--- Start Material to process ---

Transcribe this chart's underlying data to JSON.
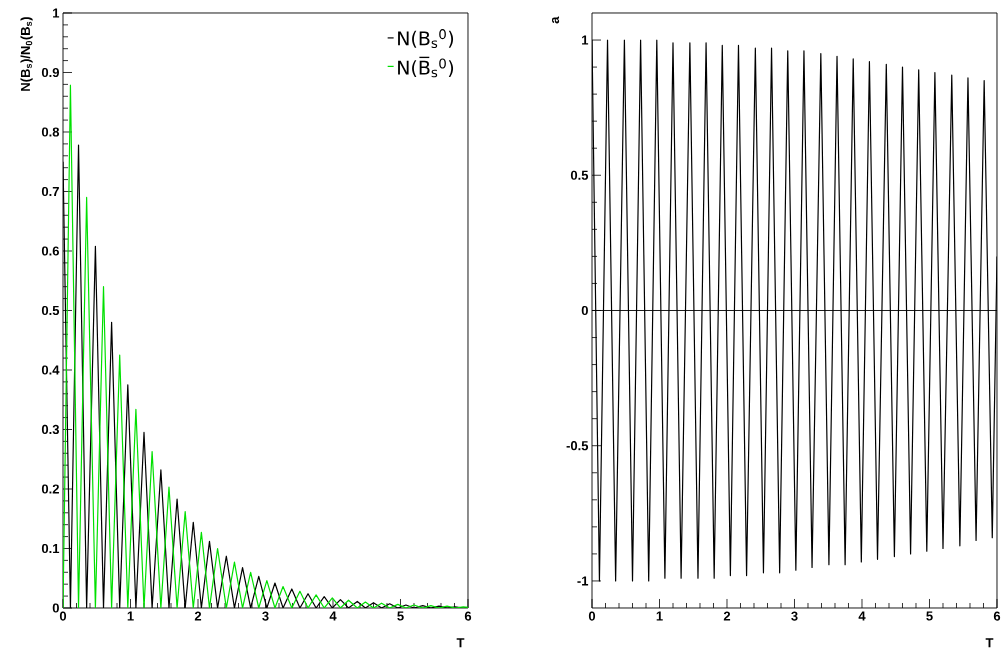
{
  "chart_data": [
    {
      "type": "line",
      "ylabel": "N(B$_{s}$)/N$_{0}$(B$_{s}$)",
      "xlabel": "T",
      "xlim": [
        0,
        6
      ],
      "ylim": [
        0,
        1
      ],
      "xticks": [
        0,
        1,
        2,
        3,
        4,
        5,
        6
      ],
      "yticks": [
        0,
        0.1,
        0.2,
        0.3,
        0.4,
        0.5,
        0.6,
        0.7,
        0.8,
        0.9,
        1
      ],
      "legend": "top right",
      "series": [
        {
          "name": "N(B$_{s}$$^{0}$)",
          "color": "#000000",
          "x": [
            0,
            0.11,
            0.23,
            0.35,
            0.48,
            0.6,
            0.72,
            0.84,
            0.96,
            1.08,
            1.2,
            1.32,
            1.45,
            1.57,
            1.69,
            1.81,
            1.93,
            2.05,
            2.17,
            2.29,
            2.42,
            2.54,
            2.66,
            2.78,
            2.9,
            3.02,
            3.14,
            3.26,
            3.39,
            3.51,
            3.63,
            3.75,
            3.87,
            3.99,
            4.11,
            4.23,
            4.36,
            4.48,
            4.6,
            4.72,
            4.84,
            4.96,
            5.08,
            5.2,
            5.33,
            5.45,
            5.57,
            5.69,
            5.81,
            5.93,
            6
          ],
          "values": [
            0.75,
            0,
            0.778,
            0,
            0.608,
            0,
            0.48,
            0,
            0.375,
            0,
            0.295,
            0,
            0.232,
            0,
            0.183,
            0,
            0.144,
            0,
            0.112,
            0,
            0.087,
            0,
            0.068,
            0,
            0.053,
            0,
            0.042,
            0,
            0.032,
            0,
            0.024,
            0,
            0.019,
            0,
            0.014,
            0,
            0.011,
            0,
            0.009,
            0,
            0.007,
            0,
            0.005,
            0,
            0.004,
            0,
            0.003,
            0,
            0.002,
            0,
            0.001
          ]
        },
        {
          "name": "N(B̅$_{s}$$^{0}$)",
          "color": "#00e000",
          "x": [
            0,
            0.11,
            0.23,
            0.35,
            0.48,
            0.6,
            0.72,
            0.84,
            0.96,
            1.08,
            1.2,
            1.32,
            1.45,
            1.57,
            1.69,
            1.81,
            1.93,
            2.05,
            2.17,
            2.29,
            2.42,
            2.54,
            2.66,
            2.78,
            2.9,
            3.02,
            3.14,
            3.26,
            3.39,
            3.51,
            3.63,
            3.75,
            3.87,
            3.99,
            4.11,
            4.23,
            4.36,
            4.48,
            4.6,
            4.72,
            4.84,
            4.96,
            5.08,
            5.2,
            5.33,
            5.45,
            5.57,
            5.69,
            5.81,
            5.93,
            6
          ],
          "values": [
            0,
            0.879,
            0,
            0.69,
            0,
            0.54,
            0,
            0.425,
            0,
            0.334,
            0,
            0.263,
            0,
            0.203,
            0,
            0.162,
            0,
            0.127,
            0,
            0.1,
            0,
            0.077,
            0,
            0.06,
            0,
            0.046,
            0,
            0.036,
            0,
            0.028,
            0,
            0.022,
            0,
            0.017,
            0,
            0.013,
            0,
            0.01,
            0,
            0.008,
            0,
            0.006,
            0,
            0.005,
            0,
            0.004,
            0,
            0.003,
            0,
            0.002,
            0.001
          ]
        }
      ]
    },
    {
      "type": "line",
      "ylabel": "a",
      "xlabel": "T",
      "xlim": [
        0,
        6
      ],
      "ylim": [
        -1.1,
        1.1
      ],
      "xticks": [
        0,
        1,
        2,
        3,
        4,
        5,
        6
      ],
      "yticks": [
        -1,
        -0.5,
        0,
        0.5,
        1
      ],
      "ref_lines": [
        {
          "axis": "y",
          "value": 0,
          "color": "#000000"
        }
      ],
      "series": [
        {
          "color": "#000000",
          "x": [
            0,
            0.11,
            0.23,
            0.35,
            0.48,
            0.6,
            0.72,
            0.84,
            0.96,
            1.08,
            1.2,
            1.32,
            1.45,
            1.57,
            1.69,
            1.81,
            1.93,
            2.05,
            2.17,
            2.29,
            2.42,
            2.54,
            2.66,
            2.78,
            2.9,
            3.02,
            3.14,
            3.26,
            3.39,
            3.51,
            3.63,
            3.75,
            3.87,
            3.99,
            4.11,
            4.23,
            4.36,
            4.48,
            4.6,
            4.72,
            4.84,
            4.96,
            5.08,
            5.2,
            5.33,
            5.45,
            5.57,
            5.69,
            5.81,
            5.93,
            6
          ],
          "values": [
            1,
            -1,
            1,
            -1,
            1,
            -1,
            1,
            -1,
            1,
            -0.99,
            0.99,
            -0.99,
            0.99,
            -0.99,
            0.99,
            -0.99,
            0.98,
            -0.98,
            0.98,
            -0.98,
            0.97,
            -0.97,
            0.97,
            -0.97,
            0.96,
            -0.96,
            0.96,
            -0.95,
            0.95,
            -0.94,
            0.94,
            -0.94,
            0.93,
            -0.93,
            0.92,
            -0.92,
            0.91,
            -0.91,
            0.9,
            -0.9,
            0.89,
            -0.89,
            0.88,
            -0.88,
            0.87,
            -0.87,
            0.86,
            -0.85,
            0.85,
            -0.84,
            0.2
          ]
        }
      ]
    }
  ]
}
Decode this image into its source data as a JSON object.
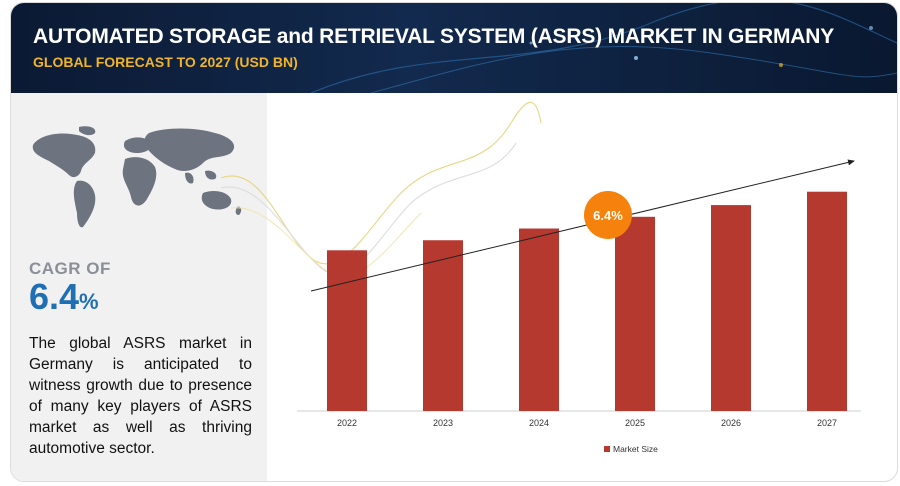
{
  "header": {
    "title": "AUTOMATED STORAGE and RETRIEVAL SYSTEM (ASRS) MARKET IN GERMANY",
    "subtitle": "GLOBAL FORECAST TO 2027 (USD BN)"
  },
  "sidebar": {
    "cagr_label": "CAGR OF",
    "cagr_value": "6.4",
    "cagr_unit": "%",
    "description": "The global ASRS market in Germany is anticipated to witness growth due to presence of many key players of ASRS market as well as thriving automotive sector."
  },
  "chart_data": {
    "type": "bar",
    "categories": [
      "2022",
      "2023",
      "2024",
      "2025",
      "2026",
      "2027"
    ],
    "series": [
      {
        "name": "Market Size",
        "values": [
          0.96,
          1.02,
          1.09,
          1.16,
          1.23,
          1.31
        ]
      }
    ],
    "ylim": [
      0,
      1.35
    ],
    "grid": false,
    "legend_position": "bottom",
    "annotation": "6.4%",
    "colors": {
      "bar": "#b5392f",
      "annotation": "#f5820d",
      "trend": "#222222"
    }
  }
}
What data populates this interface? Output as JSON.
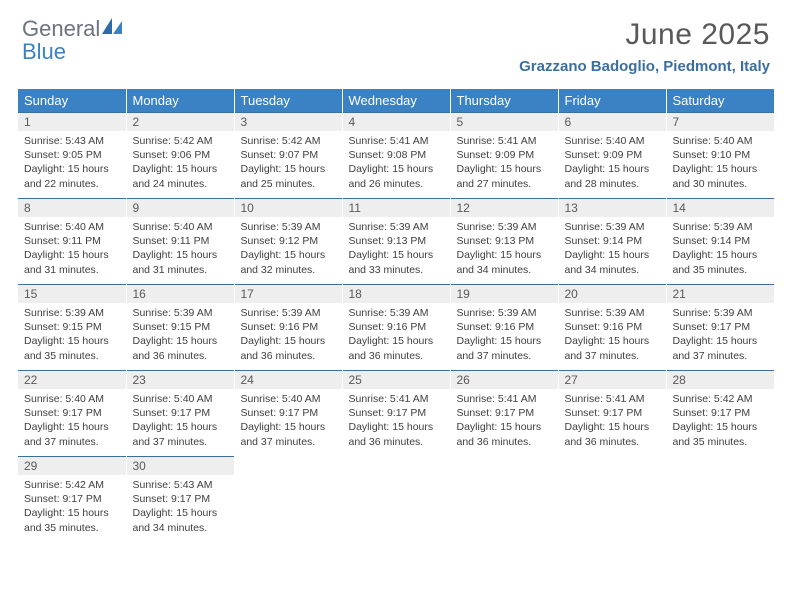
{
  "logo": {
    "part1": "General",
    "part2": "Blue"
  },
  "title": "June 2025",
  "location": "Grazzano Badoglio, Piedmont, Italy",
  "colors": {
    "header_bg": "#3b82c4",
    "header_text": "#ffffff",
    "daynum_bg": "#eeeeee",
    "daynum_border": "#3b6fa0",
    "body_text": "#404040",
    "title_text": "#595959",
    "location_text": "#3b6fa0",
    "logo_gray": "#6b7280",
    "logo_blue": "#3b82c4"
  },
  "weekdays": [
    "Sunday",
    "Monday",
    "Tuesday",
    "Wednesday",
    "Thursday",
    "Friday",
    "Saturday"
  ],
  "weeks": [
    [
      {
        "n": "1",
        "sr": "5:43 AM",
        "ss": "9:05 PM",
        "dh": "15",
        "dm": "22"
      },
      {
        "n": "2",
        "sr": "5:42 AM",
        "ss": "9:06 PM",
        "dh": "15",
        "dm": "24"
      },
      {
        "n": "3",
        "sr": "5:42 AM",
        "ss": "9:07 PM",
        "dh": "15",
        "dm": "25"
      },
      {
        "n": "4",
        "sr": "5:41 AM",
        "ss": "9:08 PM",
        "dh": "15",
        "dm": "26"
      },
      {
        "n": "5",
        "sr": "5:41 AM",
        "ss": "9:09 PM",
        "dh": "15",
        "dm": "27"
      },
      {
        "n": "6",
        "sr": "5:40 AM",
        "ss": "9:09 PM",
        "dh": "15",
        "dm": "28"
      },
      {
        "n": "7",
        "sr": "5:40 AM",
        "ss": "9:10 PM",
        "dh": "15",
        "dm": "30"
      }
    ],
    [
      {
        "n": "8",
        "sr": "5:40 AM",
        "ss": "9:11 PM",
        "dh": "15",
        "dm": "31"
      },
      {
        "n": "9",
        "sr": "5:40 AM",
        "ss": "9:11 PM",
        "dh": "15",
        "dm": "31"
      },
      {
        "n": "10",
        "sr": "5:39 AM",
        "ss": "9:12 PM",
        "dh": "15",
        "dm": "32"
      },
      {
        "n": "11",
        "sr": "5:39 AM",
        "ss": "9:13 PM",
        "dh": "15",
        "dm": "33"
      },
      {
        "n": "12",
        "sr": "5:39 AM",
        "ss": "9:13 PM",
        "dh": "15",
        "dm": "34"
      },
      {
        "n": "13",
        "sr": "5:39 AM",
        "ss": "9:14 PM",
        "dh": "15",
        "dm": "34"
      },
      {
        "n": "14",
        "sr": "5:39 AM",
        "ss": "9:14 PM",
        "dh": "15",
        "dm": "35"
      }
    ],
    [
      {
        "n": "15",
        "sr": "5:39 AM",
        "ss": "9:15 PM",
        "dh": "15",
        "dm": "35"
      },
      {
        "n": "16",
        "sr": "5:39 AM",
        "ss": "9:15 PM",
        "dh": "15",
        "dm": "36"
      },
      {
        "n": "17",
        "sr": "5:39 AM",
        "ss": "9:16 PM",
        "dh": "15",
        "dm": "36"
      },
      {
        "n": "18",
        "sr": "5:39 AM",
        "ss": "9:16 PM",
        "dh": "15",
        "dm": "36"
      },
      {
        "n": "19",
        "sr": "5:39 AM",
        "ss": "9:16 PM",
        "dh": "15",
        "dm": "37"
      },
      {
        "n": "20",
        "sr": "5:39 AM",
        "ss": "9:16 PM",
        "dh": "15",
        "dm": "37"
      },
      {
        "n": "21",
        "sr": "5:39 AM",
        "ss": "9:17 PM",
        "dh": "15",
        "dm": "37"
      }
    ],
    [
      {
        "n": "22",
        "sr": "5:40 AM",
        "ss": "9:17 PM",
        "dh": "15",
        "dm": "37"
      },
      {
        "n": "23",
        "sr": "5:40 AM",
        "ss": "9:17 PM",
        "dh": "15",
        "dm": "37"
      },
      {
        "n": "24",
        "sr": "5:40 AM",
        "ss": "9:17 PM",
        "dh": "15",
        "dm": "37"
      },
      {
        "n": "25",
        "sr": "5:41 AM",
        "ss": "9:17 PM",
        "dh": "15",
        "dm": "36"
      },
      {
        "n": "26",
        "sr": "5:41 AM",
        "ss": "9:17 PM",
        "dh": "15",
        "dm": "36"
      },
      {
        "n": "27",
        "sr": "5:41 AM",
        "ss": "9:17 PM",
        "dh": "15",
        "dm": "36"
      },
      {
        "n": "28",
        "sr": "5:42 AM",
        "ss": "9:17 PM",
        "dh": "15",
        "dm": "35"
      }
    ],
    [
      {
        "n": "29",
        "sr": "5:42 AM",
        "ss": "9:17 PM",
        "dh": "15",
        "dm": "35"
      },
      {
        "n": "30",
        "sr": "5:43 AM",
        "ss": "9:17 PM",
        "dh": "15",
        "dm": "34"
      },
      null,
      null,
      null,
      null,
      null
    ]
  ],
  "labels": {
    "sunrise": "Sunrise:",
    "sunset": "Sunset:",
    "daylight_prefix": "Daylight:",
    "hours_word": "hours",
    "and_word": "and",
    "minutes_word": "minutes."
  }
}
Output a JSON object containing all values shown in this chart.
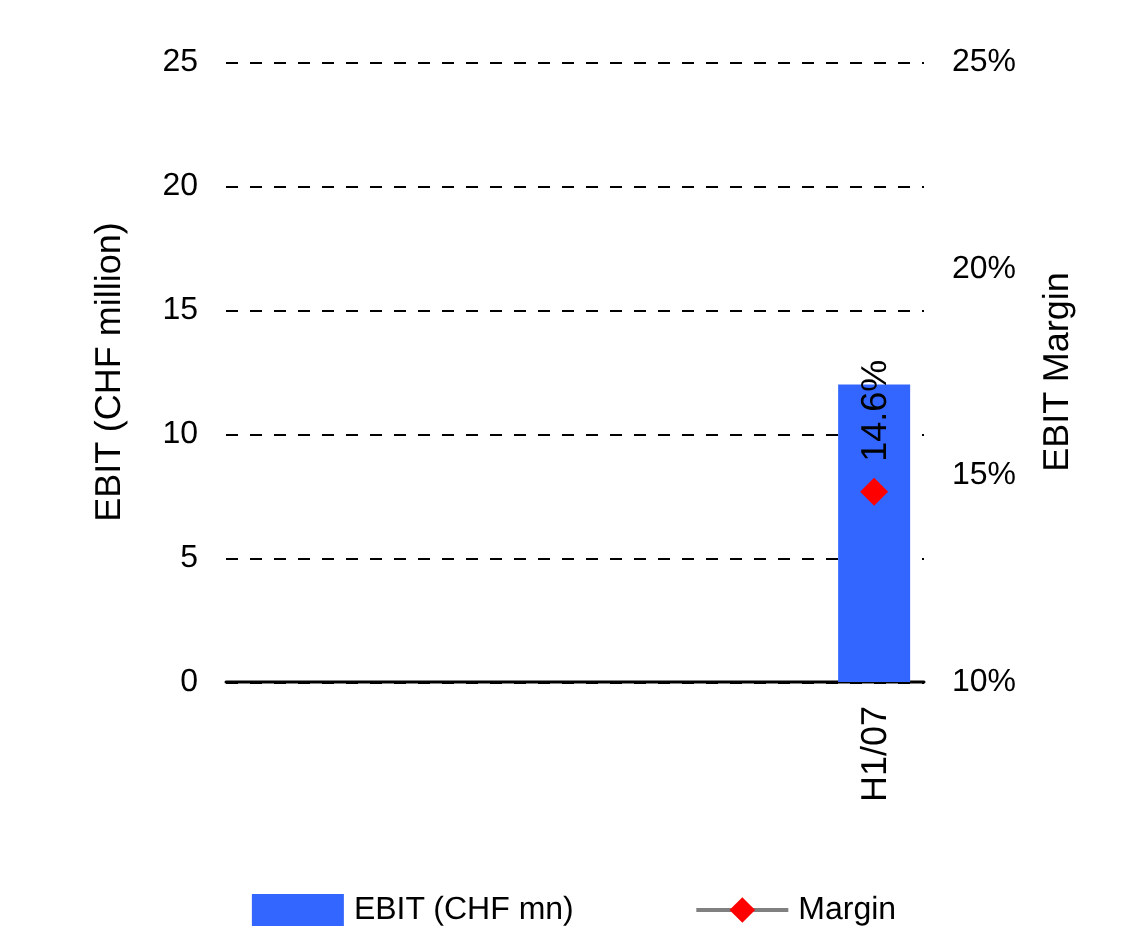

--- End Material to process ---

Task statement ->
Copy each line above that contains the word "name".

Problem solution ->
          "name": "N(B$_{s}$$^{0}$)",
          "name": "N(B̅$_{s}$$^{0}$)",
        "name": "Market Size",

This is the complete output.